[Start of SUPPLIED RECORDS]

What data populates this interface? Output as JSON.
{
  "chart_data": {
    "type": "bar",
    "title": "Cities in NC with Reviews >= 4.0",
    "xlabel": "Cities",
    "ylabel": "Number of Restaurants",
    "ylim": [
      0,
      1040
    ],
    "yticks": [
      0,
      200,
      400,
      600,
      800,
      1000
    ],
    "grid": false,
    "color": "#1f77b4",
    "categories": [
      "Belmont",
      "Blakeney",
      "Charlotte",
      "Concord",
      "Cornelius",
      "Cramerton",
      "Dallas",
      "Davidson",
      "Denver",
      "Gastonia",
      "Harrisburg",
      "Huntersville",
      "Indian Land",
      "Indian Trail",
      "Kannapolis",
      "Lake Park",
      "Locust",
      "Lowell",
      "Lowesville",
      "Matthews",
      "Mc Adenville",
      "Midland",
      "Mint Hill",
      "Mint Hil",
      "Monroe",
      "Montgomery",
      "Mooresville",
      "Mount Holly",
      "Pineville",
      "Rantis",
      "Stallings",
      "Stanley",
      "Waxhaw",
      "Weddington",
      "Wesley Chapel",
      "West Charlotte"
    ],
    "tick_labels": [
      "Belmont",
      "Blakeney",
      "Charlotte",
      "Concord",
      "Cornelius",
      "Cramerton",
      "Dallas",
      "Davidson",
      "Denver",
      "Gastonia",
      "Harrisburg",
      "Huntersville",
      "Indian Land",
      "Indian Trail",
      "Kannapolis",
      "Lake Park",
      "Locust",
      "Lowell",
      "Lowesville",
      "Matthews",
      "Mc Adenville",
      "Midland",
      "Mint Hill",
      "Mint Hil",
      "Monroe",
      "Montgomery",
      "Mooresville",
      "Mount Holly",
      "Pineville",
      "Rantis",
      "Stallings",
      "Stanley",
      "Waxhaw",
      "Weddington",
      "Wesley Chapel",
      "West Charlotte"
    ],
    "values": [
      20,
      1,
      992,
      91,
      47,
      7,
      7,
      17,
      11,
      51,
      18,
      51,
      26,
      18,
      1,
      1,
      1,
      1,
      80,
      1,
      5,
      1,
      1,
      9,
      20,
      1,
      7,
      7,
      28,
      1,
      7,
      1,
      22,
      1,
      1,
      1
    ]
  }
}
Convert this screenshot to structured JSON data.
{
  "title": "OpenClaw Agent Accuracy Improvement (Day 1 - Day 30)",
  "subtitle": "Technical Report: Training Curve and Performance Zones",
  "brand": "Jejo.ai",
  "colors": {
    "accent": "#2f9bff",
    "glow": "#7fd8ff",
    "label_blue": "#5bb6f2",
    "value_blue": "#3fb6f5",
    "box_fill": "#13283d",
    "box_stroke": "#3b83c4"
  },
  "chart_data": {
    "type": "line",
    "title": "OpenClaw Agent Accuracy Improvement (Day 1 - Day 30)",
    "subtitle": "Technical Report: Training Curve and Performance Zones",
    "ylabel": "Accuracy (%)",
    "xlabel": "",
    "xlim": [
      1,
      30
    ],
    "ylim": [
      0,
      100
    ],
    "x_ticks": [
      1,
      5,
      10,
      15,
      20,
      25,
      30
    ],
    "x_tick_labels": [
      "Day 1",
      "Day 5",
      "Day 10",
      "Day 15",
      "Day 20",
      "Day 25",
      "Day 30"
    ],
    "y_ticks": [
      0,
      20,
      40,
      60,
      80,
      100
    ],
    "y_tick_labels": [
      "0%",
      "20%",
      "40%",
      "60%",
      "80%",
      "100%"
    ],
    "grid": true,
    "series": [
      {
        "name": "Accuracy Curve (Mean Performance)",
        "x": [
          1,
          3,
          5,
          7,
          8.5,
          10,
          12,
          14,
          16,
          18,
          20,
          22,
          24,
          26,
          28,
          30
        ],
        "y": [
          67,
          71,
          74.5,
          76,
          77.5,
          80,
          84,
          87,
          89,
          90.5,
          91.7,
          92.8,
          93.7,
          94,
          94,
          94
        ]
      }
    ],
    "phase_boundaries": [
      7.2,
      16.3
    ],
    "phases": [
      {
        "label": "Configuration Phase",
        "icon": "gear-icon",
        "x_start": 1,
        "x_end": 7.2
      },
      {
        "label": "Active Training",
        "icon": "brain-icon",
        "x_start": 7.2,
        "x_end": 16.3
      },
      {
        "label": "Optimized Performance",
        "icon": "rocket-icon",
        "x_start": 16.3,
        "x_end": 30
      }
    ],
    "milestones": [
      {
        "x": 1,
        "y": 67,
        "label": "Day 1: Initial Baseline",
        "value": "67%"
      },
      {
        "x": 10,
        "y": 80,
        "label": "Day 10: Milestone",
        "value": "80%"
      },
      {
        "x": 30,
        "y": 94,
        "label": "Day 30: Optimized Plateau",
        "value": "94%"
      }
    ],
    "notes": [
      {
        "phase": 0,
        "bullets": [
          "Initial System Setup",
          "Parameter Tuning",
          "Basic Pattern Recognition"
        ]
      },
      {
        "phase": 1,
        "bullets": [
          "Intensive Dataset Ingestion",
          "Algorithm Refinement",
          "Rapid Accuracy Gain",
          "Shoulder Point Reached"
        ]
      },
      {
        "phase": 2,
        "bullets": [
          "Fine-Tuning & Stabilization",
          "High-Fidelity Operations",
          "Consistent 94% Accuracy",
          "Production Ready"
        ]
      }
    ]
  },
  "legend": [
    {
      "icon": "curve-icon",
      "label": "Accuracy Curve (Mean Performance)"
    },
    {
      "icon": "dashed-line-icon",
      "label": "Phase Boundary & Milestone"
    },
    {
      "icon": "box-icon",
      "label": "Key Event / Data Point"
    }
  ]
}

[End of SUPPLIED RECORDS]

→ EXERCISE BRIEF
Transcribe every record above exactly as it appears.

→ RESULT OF THE TASK
What data populates this interface? Output as JSON.
{
  "chart_data": {
    "type": "bar",
    "title": "Cities in NC with Reviews >= 4.0",
    "xlabel": "Cities",
    "ylabel": "Number of Restaurants",
    "ylim": [
      0,
      1040
    ],
    "yticks": [
      0,
      200,
      400,
      600,
      800,
      1000
    ],
    "grid": false,
    "color": "#1f77b4",
    "categories": [
      "Belmont",
      "Blakeney",
      "Charlotte",
      "Concord",
      "Cornelius",
      "Cramerton",
      "Dallas",
      "Davidson",
      "Denver",
      "Gastonia",
      "Harrisburg",
      "Huntersville",
      "Indian Land",
      "Indian Trail",
      "Kannapolis",
      "Lake Park",
      "Locust",
      "Lowell",
      "Lowesville",
      "Matthews",
      "Mc Adenville",
      "Midland",
      "Mint Hill",
      "Mint Hil",
      "Monroe",
      "Montgomery",
      "Mooresville",
      "Mount Holly",
      "Pineville",
      "Rantis",
      "Stallings",
      "Stanley",
      "Waxhaw",
      "Weddington",
      "Wesley Chapel",
      "West Charlotte"
    ],
    "tick_labels": [
      "Belmont",
      "Blakeney",
      "Charlotte",
      "Concord",
      "Cornelius",
      "Cramerton",
      "Dallas",
      "Davidson",
      "Denver",
      "Gastonia",
      "Harrisburg",
      "Huntersville",
      "Indian Land",
      "Indian Trail",
      "Kannapolis",
      "Lake Park",
      "Locust",
      "Lowell",
      "Lowesville",
      "Matthews",
      "Mc Adenville",
      "Midland",
      "Mint Hill",
      "Mint Hil",
      "Monroe",
      "Montgomery",
      "Mooresville",
      "Mount Holly",
      "Pineville",
      "Rantis",
      "Stallings",
      "Stanley",
      "Waxhaw",
      "Weddington",
      "Wesley Chapel",
      "West Charlotte"
    ],
    "values": [
      20,
      1,
      992,
      91,
      47,
      7,
      7,
      17,
      11,
      51,
      18,
      51,
      26,
      18,
      1,
      1,
      1,
      1,
      80,
      1,
      5,
      1,
      1,
      9,
      20,
      1,
      7,
      7,
      28,
      1,
      7,
      1,
      22,
      1,
      1,
      1
    ]
  }
}
Convert this screenshot to structured JSON data.
{
  "title": "OpenClaw Agent Accuracy Improvement (Day 1 - Day 30)",
  "subtitle": "Technical Report: Training Curve and Performance Zones",
  "brand": "Jejo.ai",
  "colors": {
    "accent": "#2f9bff",
    "glow": "#7fd8ff",
    "label_blue": "#5bb6f2",
    "value_blue": "#3fb6f5",
    "box_fill": "#13283d",
    "box_stroke": "#3b83c4"
  },
  "chart_data": {
    "type": "line",
    "title": "OpenClaw Agent Accuracy Improvement (Day 1 - Day 30)",
    "subtitle": "Technical Report: Training Curve and Performance Zones",
    "ylabel": "Accuracy (%)",
    "xlabel": "",
    "xlim": [
      1,
      30
    ],
    "ylim": [
      0,
      100
    ],
    "x_ticks": [
      1,
      5,
      10,
      15,
      20,
      25,
      30
    ],
    "x_tick_labels": [
      "Day 1",
      "Day 5",
      "Day 10",
      "Day 15",
      "Day 20",
      "Day 25",
      "Day 30"
    ],
    "y_ticks": [
      0,
      20,
      40,
      60,
      80,
      100
    ],
    "y_tick_labels": [
      "0%",
      "20%",
      "40%",
      "60%",
      "80%",
      "100%"
    ],
    "grid": true,
    "series": [
      {
        "name": "Accuracy Curve (Mean Performance)",
        "x": [
          1,
          3,
          5,
          7,
          8.5,
          10,
          12,
          14,
          16,
          18,
          20,
          22,
          24,
          26,
          28,
          30
        ],
        "y": [
          67,
          71,
          74.5,
          76,
          77.5,
          80,
          84,
          87,
          89,
          90.5,
          91.7,
          92.8,
          93.7,
          94,
          94,
          94
        ]
      }
    ],
    "phase_boundaries": [
      7.2,
      16.3
    ],
    "phases": [
      {
        "label": "Configuration Phase",
        "icon": "gear-icon",
        "x_start": 1,
        "x_end": 7.2
      },
      {
        "label": "Active Training",
        "icon": "brain-icon",
        "x_start": 7.2,
        "x_end": 16.3
      },
      {
        "label": "Optimized Performance",
        "icon": "rocket-icon",
        "x_start": 16.3,
        "x_end": 30
      }
    ],
    "milestones": [
      {
        "x": 1,
        "y": 67,
        "label": "Day 1: Initial Baseline",
        "value": "67%"
      },
      {
        "x": 10,
        "y": 80,
        "label": "Day 10: Milestone",
        "value": "80%"
      },
      {
        "x": 30,
        "y": 94,
        "label": "Day 30: Optimized Plateau",
        "value": "94%"
      }
    ],
    "notes": [
      {
        "phase": 0,
        "bullets": [
          "Initial System Setup",
          "Parameter Tuning",
          "Basic Pattern Recognition"
        ]
      },
      {
        "phase": 1,
        "bullets": [
          "Intensive Dataset Ingestion",
          "Algorithm Refinement",
          "Rapid Accuracy Gain",
          "Shoulder Point Reached"
        ]
      },
      {
        "phase": 2,
        "bullets": [
          "Fine-Tuning & Stabilization",
          "High-Fidelity Operations",
          "Consistent 94% Accuracy",
          "Production Ready"
        ]
      }
    ]
  },
  "legend": [
    {
      "icon": "curve-icon",
      "label": "Accuracy Curve (Mean Performance)"
    },
    {
      "icon": "dashed-line-icon",
      "label": "Phase Boundary & Milestone"
    },
    {
      "icon": "box-icon",
      "label": "Key Event / Data Point"
    }
  ]
}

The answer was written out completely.